▸ **Short task**
For each line of the data below that holds "CONCRETE", copy the line.

▸ **Exercise inputs**
'''

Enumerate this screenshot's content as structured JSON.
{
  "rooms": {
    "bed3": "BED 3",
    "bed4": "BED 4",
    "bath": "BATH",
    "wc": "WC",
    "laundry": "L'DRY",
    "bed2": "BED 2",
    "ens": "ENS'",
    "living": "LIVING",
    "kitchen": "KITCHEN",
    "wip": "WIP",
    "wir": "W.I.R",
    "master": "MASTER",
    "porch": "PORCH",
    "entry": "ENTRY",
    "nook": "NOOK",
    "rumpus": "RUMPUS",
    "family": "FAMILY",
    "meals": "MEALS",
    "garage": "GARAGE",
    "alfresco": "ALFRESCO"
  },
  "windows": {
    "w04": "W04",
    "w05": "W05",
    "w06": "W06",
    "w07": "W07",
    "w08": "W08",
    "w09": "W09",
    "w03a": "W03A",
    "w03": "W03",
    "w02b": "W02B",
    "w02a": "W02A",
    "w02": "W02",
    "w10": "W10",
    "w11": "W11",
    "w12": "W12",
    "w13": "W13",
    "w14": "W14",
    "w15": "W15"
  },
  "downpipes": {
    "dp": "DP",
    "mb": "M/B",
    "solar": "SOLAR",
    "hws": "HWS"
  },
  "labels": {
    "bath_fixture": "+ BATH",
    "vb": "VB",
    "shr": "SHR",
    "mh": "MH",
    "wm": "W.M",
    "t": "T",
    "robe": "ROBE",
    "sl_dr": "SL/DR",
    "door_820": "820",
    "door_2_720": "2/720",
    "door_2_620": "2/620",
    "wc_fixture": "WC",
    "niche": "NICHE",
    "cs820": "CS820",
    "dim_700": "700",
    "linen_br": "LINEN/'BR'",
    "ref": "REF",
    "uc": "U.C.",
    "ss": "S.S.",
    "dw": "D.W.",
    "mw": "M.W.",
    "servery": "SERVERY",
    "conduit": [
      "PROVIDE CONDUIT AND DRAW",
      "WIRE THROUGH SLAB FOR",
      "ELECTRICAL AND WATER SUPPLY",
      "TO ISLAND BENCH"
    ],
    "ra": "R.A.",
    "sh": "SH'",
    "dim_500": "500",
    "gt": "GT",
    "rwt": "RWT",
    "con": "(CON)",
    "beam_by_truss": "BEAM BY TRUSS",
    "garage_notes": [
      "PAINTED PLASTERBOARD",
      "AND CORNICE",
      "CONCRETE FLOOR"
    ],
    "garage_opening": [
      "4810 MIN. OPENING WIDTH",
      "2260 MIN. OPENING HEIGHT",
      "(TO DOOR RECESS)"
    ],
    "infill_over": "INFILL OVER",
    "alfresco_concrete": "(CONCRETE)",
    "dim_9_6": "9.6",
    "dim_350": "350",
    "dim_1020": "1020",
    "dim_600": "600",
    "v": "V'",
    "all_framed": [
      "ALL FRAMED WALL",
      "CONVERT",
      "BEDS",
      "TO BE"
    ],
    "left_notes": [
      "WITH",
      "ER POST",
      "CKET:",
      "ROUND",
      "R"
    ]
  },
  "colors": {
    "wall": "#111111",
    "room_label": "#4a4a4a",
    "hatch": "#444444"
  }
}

'''

▸ **Result of the exercise**
      "CONCRETE FLOOR"
    "alfresco_concrete": "(CONCRETE)",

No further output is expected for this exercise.